## Supplied material
## Start

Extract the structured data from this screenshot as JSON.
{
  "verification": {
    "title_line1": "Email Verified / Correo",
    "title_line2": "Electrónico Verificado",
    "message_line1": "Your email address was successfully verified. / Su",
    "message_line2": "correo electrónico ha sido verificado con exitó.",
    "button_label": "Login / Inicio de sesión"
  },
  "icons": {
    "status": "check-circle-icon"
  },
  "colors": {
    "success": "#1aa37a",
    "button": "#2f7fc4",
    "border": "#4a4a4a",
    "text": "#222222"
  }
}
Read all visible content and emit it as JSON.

## End
## Start

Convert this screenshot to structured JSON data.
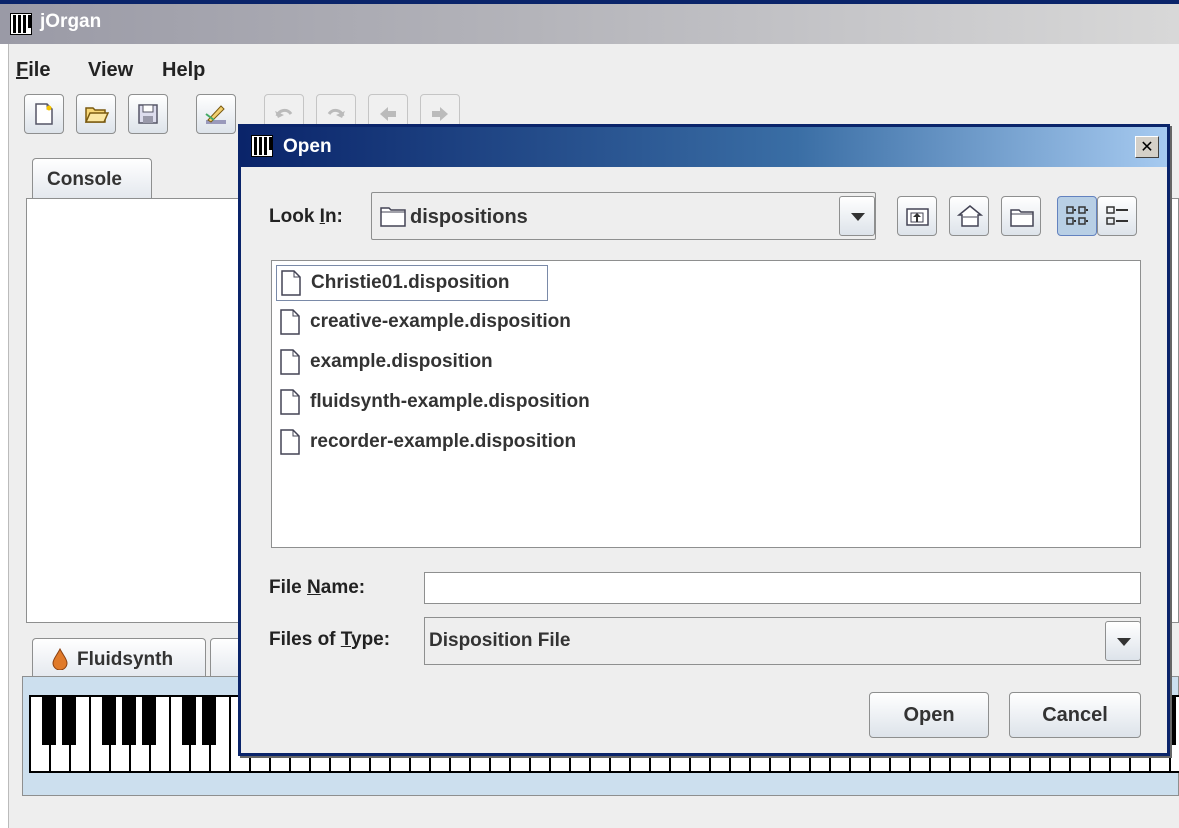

## End
## Start

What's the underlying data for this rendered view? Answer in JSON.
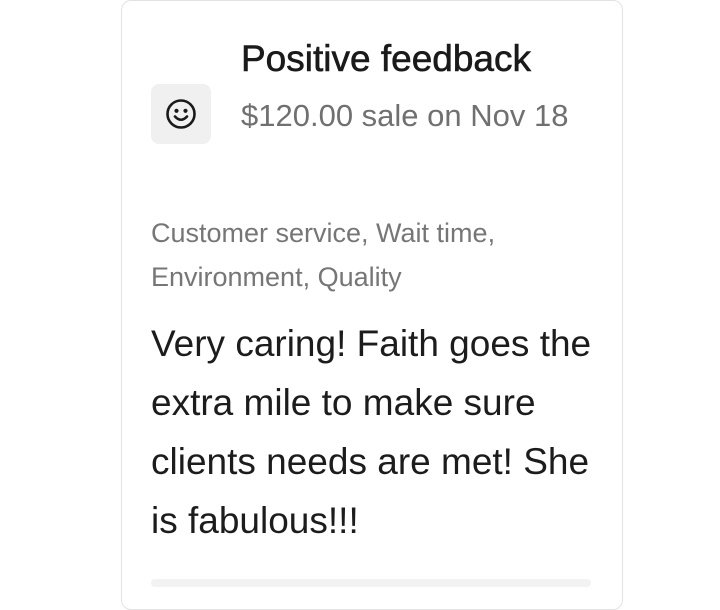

## End

## Exercise task
From the records above, copy out the line with "Extract the structured", the line with "Read all visible content and emit it as JSON.", and every line between them, word for word.

## Solution to this exercise
Extract the structured data from this screenshot as JSON.
{
  "verification": {
    "title_line1": "Email Verified / Correo",
    "title_line2": "Electrónico Verificado",
    "message_line1": "Your email address was successfully verified. / Su",
    "message_line2": "correo electrónico ha sido verificado con exitó.",
    "button_label": "Login / Inicio de sesión"
  },
  "icons": {
    "status": "check-circle-icon"
  },
  "colors": {
    "success": "#1aa37a",
    "button": "#2f7fc4",
    "border": "#4a4a4a",
    "text": "#222222"
  }
}
Read all visible content and emit it as JSON.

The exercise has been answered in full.